▶ Stated task:
Each line should be copied exactly.

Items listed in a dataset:
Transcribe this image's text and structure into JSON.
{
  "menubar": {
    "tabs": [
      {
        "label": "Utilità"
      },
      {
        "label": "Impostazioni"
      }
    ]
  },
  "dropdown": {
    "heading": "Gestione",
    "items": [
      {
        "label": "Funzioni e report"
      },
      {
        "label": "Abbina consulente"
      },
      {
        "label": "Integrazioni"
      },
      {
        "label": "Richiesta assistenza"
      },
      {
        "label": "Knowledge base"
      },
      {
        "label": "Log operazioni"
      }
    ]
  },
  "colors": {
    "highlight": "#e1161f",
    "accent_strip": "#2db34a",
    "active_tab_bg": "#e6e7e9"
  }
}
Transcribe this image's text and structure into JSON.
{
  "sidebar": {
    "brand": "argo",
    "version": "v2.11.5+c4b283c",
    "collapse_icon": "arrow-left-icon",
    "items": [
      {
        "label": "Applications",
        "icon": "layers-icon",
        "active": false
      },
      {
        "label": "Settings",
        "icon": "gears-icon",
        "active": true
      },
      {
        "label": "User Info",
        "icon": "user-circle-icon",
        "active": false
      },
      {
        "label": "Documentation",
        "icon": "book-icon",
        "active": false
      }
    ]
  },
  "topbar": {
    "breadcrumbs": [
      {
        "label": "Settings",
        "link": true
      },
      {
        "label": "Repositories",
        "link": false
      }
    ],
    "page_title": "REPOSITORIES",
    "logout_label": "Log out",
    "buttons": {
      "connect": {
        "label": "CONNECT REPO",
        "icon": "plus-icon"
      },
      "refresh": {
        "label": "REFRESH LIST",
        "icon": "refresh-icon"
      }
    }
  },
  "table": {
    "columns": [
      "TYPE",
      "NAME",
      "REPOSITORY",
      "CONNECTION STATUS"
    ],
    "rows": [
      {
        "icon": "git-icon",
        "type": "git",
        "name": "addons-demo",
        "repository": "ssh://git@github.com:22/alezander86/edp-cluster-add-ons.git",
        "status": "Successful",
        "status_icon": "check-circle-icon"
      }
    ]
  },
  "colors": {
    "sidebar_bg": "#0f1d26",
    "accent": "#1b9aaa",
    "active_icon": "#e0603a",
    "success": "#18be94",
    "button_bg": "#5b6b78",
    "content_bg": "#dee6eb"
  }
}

▶ Task response:
Transcribe this image's text and structure into JSON.
{
  "menubar": {
    "tabs": [
      {
        "label": "Utilità"
      },
      {
        "label": "Impostazioni"
      }
    ]
  },
  "dropdown": {
    "heading": "Gestione",
    "items": [
      {
        "label": "Funzioni e report"
      },
      {
        "label": "Abbina consulente"
      },
      {
        "label": "Integrazioni"
      },
      {
        "label": "Richiesta assistenza"
      },
      {
        "label": "Knowledge base"
      },
      {
        "label": "Log operazioni"
      }
    ]
  },
  "colors": {
    "highlight": "#e1161f",
    "accent_strip": "#2db34a",
    "active_tab_bg": "#e6e7e9"
  }
}
Transcribe this image's text and structure into JSON.
{
  "sidebar": {
    "brand": "argo",
    "version": "v2.11.5+c4b283c",
    "collapse_icon": "arrow-left-icon",
    "items": [
      {
        "label": "Applications",
        "icon": "layers-icon",
        "active": false
      },
      {
        "label": "Settings",
        "icon": "gears-icon",
        "active": true
      },
      {
        "label": "User Info",
        "icon": "user-circle-icon",
        "active": false
      },
      {
        "label": "Documentation",
        "icon": "book-icon",
        "active": false
      }
    ]
  },
  "topbar": {
    "breadcrumbs": [
      {
        "label": "Settings",
        "link": true
      },
      {
        "label": "Repositories",
        "link": false
      }
    ],
    "page_title": "REPOSITORIES",
    "logout_label": "Log out",
    "buttons": {
      "connect": {
        "label": "CONNECT REPO",
        "icon": "plus-icon"
      },
      "refresh": {
        "label": "REFRESH LIST",
        "icon": "refresh-icon"
      }
    }
  },
  "table": {
    "columns": [
      "TYPE",
      "NAME",
      "REPOSITORY",
      "CONNECTION STATUS"
    ],
    "rows": [
      {
        "icon": "git-icon",
        "type": "git",
        "name": "addons-demo",
        "repository": "ssh://git@github.com:22/alezander86/edp-cluster-add-ons.git",
        "status": "Successful",
        "status_icon": "check-circle-icon"
      }
    ]
  },
  "colors": {
    "sidebar_bg": "#0f1d26",
    "accent": "#1b9aaa",
    "active_icon": "#e0603a",
    "success": "#18be94",
    "button_bg": "#5b6b78",
    "content_bg": "#dee6eb"
  }
}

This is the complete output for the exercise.